PROBLEM: Quote the entries that follow exactly, leaving none out.

## begin PROVIDED DATA

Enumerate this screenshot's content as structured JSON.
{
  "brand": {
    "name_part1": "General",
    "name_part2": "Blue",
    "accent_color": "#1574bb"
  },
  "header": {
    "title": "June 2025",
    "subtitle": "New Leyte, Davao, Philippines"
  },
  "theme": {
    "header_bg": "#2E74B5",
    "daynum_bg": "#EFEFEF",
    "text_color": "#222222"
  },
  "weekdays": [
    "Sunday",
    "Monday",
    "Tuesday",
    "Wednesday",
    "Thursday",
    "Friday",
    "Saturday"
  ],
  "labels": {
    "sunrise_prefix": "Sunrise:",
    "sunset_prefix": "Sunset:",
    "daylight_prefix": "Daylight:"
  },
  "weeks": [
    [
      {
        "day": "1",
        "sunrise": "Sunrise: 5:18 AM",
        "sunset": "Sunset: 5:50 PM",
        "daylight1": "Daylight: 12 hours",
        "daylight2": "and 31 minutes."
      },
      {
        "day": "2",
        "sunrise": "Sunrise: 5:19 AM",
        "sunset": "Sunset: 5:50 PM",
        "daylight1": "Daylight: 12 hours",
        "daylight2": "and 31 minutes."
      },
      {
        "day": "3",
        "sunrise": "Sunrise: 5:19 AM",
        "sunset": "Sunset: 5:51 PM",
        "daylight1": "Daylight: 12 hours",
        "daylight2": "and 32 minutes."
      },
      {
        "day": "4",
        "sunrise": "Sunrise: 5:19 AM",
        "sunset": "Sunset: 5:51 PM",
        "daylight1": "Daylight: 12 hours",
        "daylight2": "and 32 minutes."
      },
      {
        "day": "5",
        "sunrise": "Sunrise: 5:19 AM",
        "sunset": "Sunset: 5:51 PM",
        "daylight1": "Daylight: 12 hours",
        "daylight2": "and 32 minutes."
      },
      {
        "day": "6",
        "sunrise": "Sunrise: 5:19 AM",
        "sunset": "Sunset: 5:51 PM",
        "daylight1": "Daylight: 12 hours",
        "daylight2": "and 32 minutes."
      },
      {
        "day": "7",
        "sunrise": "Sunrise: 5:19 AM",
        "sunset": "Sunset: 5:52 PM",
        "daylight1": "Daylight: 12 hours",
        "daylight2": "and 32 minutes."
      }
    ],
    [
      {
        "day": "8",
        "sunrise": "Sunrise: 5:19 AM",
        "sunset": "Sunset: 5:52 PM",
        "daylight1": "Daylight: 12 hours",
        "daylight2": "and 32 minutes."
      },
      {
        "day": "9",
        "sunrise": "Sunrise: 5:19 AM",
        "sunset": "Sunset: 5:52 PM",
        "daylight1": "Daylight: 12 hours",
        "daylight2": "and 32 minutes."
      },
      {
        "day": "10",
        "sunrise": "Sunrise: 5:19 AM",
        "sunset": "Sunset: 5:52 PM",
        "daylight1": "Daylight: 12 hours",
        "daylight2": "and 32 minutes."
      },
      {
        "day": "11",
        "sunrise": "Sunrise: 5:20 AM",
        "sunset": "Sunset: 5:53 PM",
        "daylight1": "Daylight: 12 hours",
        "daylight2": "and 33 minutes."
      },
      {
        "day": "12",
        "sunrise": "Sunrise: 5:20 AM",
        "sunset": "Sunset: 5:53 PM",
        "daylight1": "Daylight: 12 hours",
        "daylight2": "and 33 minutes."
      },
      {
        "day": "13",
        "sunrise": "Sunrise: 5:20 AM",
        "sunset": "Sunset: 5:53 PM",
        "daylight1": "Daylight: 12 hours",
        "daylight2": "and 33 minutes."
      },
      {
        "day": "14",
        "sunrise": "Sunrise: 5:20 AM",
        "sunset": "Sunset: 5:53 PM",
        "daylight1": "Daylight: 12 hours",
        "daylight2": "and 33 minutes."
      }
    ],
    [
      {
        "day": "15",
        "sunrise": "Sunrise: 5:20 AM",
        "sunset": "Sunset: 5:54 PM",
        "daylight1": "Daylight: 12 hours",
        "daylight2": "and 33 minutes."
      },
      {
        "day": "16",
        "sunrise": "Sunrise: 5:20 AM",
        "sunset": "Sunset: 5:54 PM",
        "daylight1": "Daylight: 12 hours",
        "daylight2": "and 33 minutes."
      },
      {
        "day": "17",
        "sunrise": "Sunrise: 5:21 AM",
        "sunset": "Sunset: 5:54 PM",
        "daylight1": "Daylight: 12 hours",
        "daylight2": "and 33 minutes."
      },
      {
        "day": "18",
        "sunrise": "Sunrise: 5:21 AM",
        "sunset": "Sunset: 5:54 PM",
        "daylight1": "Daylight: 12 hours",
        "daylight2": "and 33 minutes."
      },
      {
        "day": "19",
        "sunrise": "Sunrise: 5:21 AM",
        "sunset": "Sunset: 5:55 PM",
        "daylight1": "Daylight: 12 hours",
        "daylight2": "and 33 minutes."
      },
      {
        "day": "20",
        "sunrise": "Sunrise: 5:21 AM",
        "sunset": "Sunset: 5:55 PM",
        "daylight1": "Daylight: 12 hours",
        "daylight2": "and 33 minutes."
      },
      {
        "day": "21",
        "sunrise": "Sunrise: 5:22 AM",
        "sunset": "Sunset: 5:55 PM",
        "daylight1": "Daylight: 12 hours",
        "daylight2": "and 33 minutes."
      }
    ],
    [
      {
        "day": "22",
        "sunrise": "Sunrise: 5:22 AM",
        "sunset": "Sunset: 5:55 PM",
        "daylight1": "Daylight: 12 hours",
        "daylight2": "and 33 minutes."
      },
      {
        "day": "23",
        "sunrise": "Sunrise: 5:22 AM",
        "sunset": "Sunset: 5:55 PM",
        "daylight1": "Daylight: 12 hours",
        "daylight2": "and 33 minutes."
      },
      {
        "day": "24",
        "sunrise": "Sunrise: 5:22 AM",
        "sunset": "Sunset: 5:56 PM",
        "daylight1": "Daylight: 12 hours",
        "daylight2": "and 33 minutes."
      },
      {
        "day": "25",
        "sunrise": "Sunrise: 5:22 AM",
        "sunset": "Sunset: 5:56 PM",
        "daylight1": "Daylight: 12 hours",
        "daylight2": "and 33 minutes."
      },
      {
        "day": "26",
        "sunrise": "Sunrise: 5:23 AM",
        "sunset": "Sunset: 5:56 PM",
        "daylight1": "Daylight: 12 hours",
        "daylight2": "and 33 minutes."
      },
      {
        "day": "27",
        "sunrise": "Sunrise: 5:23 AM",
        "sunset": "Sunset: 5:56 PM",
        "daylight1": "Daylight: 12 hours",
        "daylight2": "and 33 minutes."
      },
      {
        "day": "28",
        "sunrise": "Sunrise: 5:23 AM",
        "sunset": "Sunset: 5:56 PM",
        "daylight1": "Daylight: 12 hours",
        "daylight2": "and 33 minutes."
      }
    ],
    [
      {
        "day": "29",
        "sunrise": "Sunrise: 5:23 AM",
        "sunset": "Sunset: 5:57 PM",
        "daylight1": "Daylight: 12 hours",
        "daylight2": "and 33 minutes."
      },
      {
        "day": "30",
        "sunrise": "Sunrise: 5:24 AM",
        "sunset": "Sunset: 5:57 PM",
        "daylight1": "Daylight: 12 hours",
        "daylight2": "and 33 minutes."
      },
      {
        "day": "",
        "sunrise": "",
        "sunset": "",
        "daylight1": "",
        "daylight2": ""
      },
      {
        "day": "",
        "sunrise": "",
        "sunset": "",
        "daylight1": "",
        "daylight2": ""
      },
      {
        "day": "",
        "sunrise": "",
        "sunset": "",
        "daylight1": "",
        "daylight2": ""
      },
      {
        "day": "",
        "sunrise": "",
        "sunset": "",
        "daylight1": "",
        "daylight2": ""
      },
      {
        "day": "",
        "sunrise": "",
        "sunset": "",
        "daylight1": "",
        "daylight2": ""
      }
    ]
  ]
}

## end PROVIDED DATA

ANSWER BELOW:
Enumerate this screenshot's content as structured JSON.
{
  "brand": {
    "name_part1": "General",
    "name_part2": "Blue",
    "accent_color": "#1574bb"
  },
  "header": {
    "title": "June 2025",
    "subtitle": "New Leyte, Davao, Philippines"
  },
  "theme": {
    "header_bg": "#2E74B5",
    "daynum_bg": "#EFEFEF",
    "text_color": "#222222"
  },
  "weekdays": [
    "Sunday",
    "Monday",
    "Tuesday",
    "Wednesday",
    "Thursday",
    "Friday",
    "Saturday"
  ],
  "labels": {
    "sunrise_prefix": "Sunrise:",
    "sunset_prefix": "Sunset:",
    "daylight_prefix": "Daylight:"
  },
  "weeks": [
    [
      {
        "day": "1",
        "sunrise": "Sunrise: 5:18 AM",
        "sunset": "Sunset: 5:50 PM",
        "daylight1": "Daylight: 12 hours",
        "daylight2": "and 31 minutes."
      },
      {
        "day": "2",
        "sunrise": "Sunrise: 5:19 AM",
        "sunset": "Sunset: 5:50 PM",
        "daylight1": "Daylight: 12 hours",
        "daylight2": "and 31 minutes."
      },
      {
        "day": "3",
        "sunrise": "Sunrise: 5:19 AM",
        "sunset": "Sunset: 5:51 PM",
        "daylight1": "Daylight: 12 hours",
        "daylight2": "and 32 minutes."
      },
      {
        "day": "4",
        "sunrise": "Sunrise: 5:19 AM",
        "sunset": "Sunset: 5:51 PM",
        "daylight1": "Daylight: 12 hours",
        "daylight2": "and 32 minutes."
      },
      {
        "day": "5",
        "sunrise": "Sunrise: 5:19 AM",
        "sunset": "Sunset: 5:51 PM",
        "daylight1": "Daylight: 12 hours",
        "daylight2": "and 32 minutes."
      },
      {
        "day": "6",
        "sunrise": "Sunrise: 5:19 AM",
        "sunset": "Sunset: 5:51 PM",
        "daylight1": "Daylight: 12 hours",
        "daylight2": "and 32 minutes."
      },
      {
        "day": "7",
        "sunrise": "Sunrise: 5:19 AM",
        "sunset": "Sunset: 5:52 PM",
        "daylight1": "Daylight: 12 hours",
        "daylight2": "and 32 minutes."
      }
    ],
    [
      {
        "day": "8",
        "sunrise": "Sunrise: 5:19 AM",
        "sunset": "Sunset: 5:52 PM",
        "daylight1": "Daylight: 12 hours",
        "daylight2": "and 32 minutes."
      },
      {
        "day": "9",
        "sunrise": "Sunrise: 5:19 AM",
        "sunset": "Sunset: 5:52 PM",
        "daylight1": "Daylight: 12 hours",
        "daylight2": "and 32 minutes."
      },
      {
        "day": "10",
        "sunrise": "Sunrise: 5:19 AM",
        "sunset": "Sunset: 5:52 PM",
        "daylight1": "Daylight: 12 hours",
        "daylight2": "and 32 minutes."
      },
      {
        "day": "11",
        "sunrise": "Sunrise: 5:20 AM",
        "sunset": "Sunset: 5:53 PM",
        "daylight1": "Daylight: 12 hours",
        "daylight2": "and 33 minutes."
      },
      {
        "day": "12",
        "sunrise": "Sunrise: 5:20 AM",
        "sunset": "Sunset: 5:53 PM",
        "daylight1": "Daylight: 12 hours",
        "daylight2": "and 33 minutes."
      },
      {
        "day": "13",
        "sunrise": "Sunrise: 5:20 AM",
        "sunset": "Sunset: 5:53 PM",
        "daylight1": "Daylight: 12 hours",
        "daylight2": "and 33 minutes."
      },
      {
        "day": "14",
        "sunrise": "Sunrise: 5:20 AM",
        "sunset": "Sunset: 5:53 PM",
        "daylight1": "Daylight: 12 hours",
        "daylight2": "and 33 minutes."
      }
    ],
    [
      {
        "day": "15",
        "sunrise": "Sunrise: 5:20 AM",
        "sunset": "Sunset: 5:54 PM",
        "daylight1": "Daylight: 12 hours",
        "daylight2": "and 33 minutes."
      },
      {
        "day": "16",
        "sunrise": "Sunrise: 5:20 AM",
        "sunset": "Sunset: 5:54 PM",
        "daylight1": "Daylight: 12 hours",
        "daylight2": "and 33 minutes."
      },
      {
        "day": "17",
        "sunrise": "Sunrise: 5:21 AM",
        "sunset": "Sunset: 5:54 PM",
        "daylight1": "Daylight: 12 hours",
        "daylight2": "and 33 minutes."
      },
      {
        "day": "18",
        "sunrise": "Sunrise: 5:21 AM",
        "sunset": "Sunset: 5:54 PM",
        "daylight1": "Daylight: 12 hours",
        "daylight2": "and 33 minutes."
      },
      {
        "day": "19",
        "sunrise": "Sunrise: 5:21 AM",
        "sunset": "Sunset: 5:55 PM",
        "daylight1": "Daylight: 12 hours",
        "daylight2": "and 33 minutes."
      },
      {
        "day": "20",
        "sunrise": "Sunrise: 5:21 AM",
        "sunset": "Sunset: 5:55 PM",
        "daylight1": "Daylight: 12 hours",
        "daylight2": "and 33 minutes."
      },
      {
        "day": "21",
        "sunrise": "Sunrise: 5:22 AM",
        "sunset": "Sunset: 5:55 PM",
        "daylight1": "Daylight: 12 hours",
        "daylight2": "and 33 minutes."
      }
    ],
    [
      {
        "day": "22",
        "sunrise": "Sunrise: 5:22 AM",
        "sunset": "Sunset: 5:55 PM",
        "daylight1": "Daylight: 12 hours",
        "daylight2": "and 33 minutes."
      },
      {
        "day": "23",
        "sunrise": "Sunrise: 5:22 AM",
        "sunset": "Sunset: 5:55 PM",
        "daylight1": "Daylight: 12 hours",
        "daylight2": "and 33 minutes."
      },
      {
        "day": "24",
        "sunrise": "Sunrise: 5:22 AM",
        "sunset": "Sunset: 5:56 PM",
        "daylight1": "Daylight: 12 hours",
        "daylight2": "and 33 minutes."
      },
      {
        "day": "25",
        "sunrise": "Sunrise: 5:22 AM",
        "sunset": "Sunset: 5:56 PM",
        "daylight1": "Daylight: 12 hours",
        "daylight2": "and 33 minutes."
      },
      {
        "day": "26",
        "sunrise": "Sunrise: 5:23 AM",
        "sunset": "Sunset: 5:56 PM",
        "daylight1": "Daylight: 12 hours",
        "daylight2": "and 33 minutes."
      },
      {
        "day": "27",
        "sunrise": "Sunrise: 5:23 AM",
        "sunset": "Sunset: 5:56 PM",
        "daylight1": "Daylight: 12 hours",
        "daylight2": "and 33 minutes."
      },
      {
        "day": "28",
        "sunrise": "Sunrise: 5:23 AM",
        "sunset": "Sunset: 5:56 PM",
        "daylight1": "Daylight: 12 hours",
        "daylight2": "and 33 minutes."
      }
    ],
    [
      {
        "day": "29",
        "sunrise": "Sunrise: 5:23 AM",
        "sunset": "Sunset: 5:57 PM",
        "daylight1": "Daylight: 12 hours",
        "daylight2": "and 33 minutes."
      },
      {
        "day": "30",
        "sunrise": "Sunrise: 5:24 AM",
        "sunset": "Sunset: 5:57 PM",
        "daylight1": "Daylight: 12 hours",
        "daylight2": "and 33 minutes."
      },
      {
        "day": "",
        "sunrise": "",
        "sunset": "",
        "daylight1": "",
        "daylight2": ""
      },
      {
        "day": "",
        "sunrise": "",
        "sunset": "",
        "daylight1": "",
        "daylight2": ""
      },
      {
        "day": "",
        "sunrise": "",
        "sunset": "",
        "daylight1": "",
        "daylight2": ""
      },
      {
        "day": "",
        "sunrise": "",
        "sunset": "",
        "daylight1": "",
        "daylight2": ""
      },
      {
        "day": "",
        "sunrise": "",
        "sunset": "",
        "daylight1": "",
        "daylight2": ""
      }
    ]
  ]
}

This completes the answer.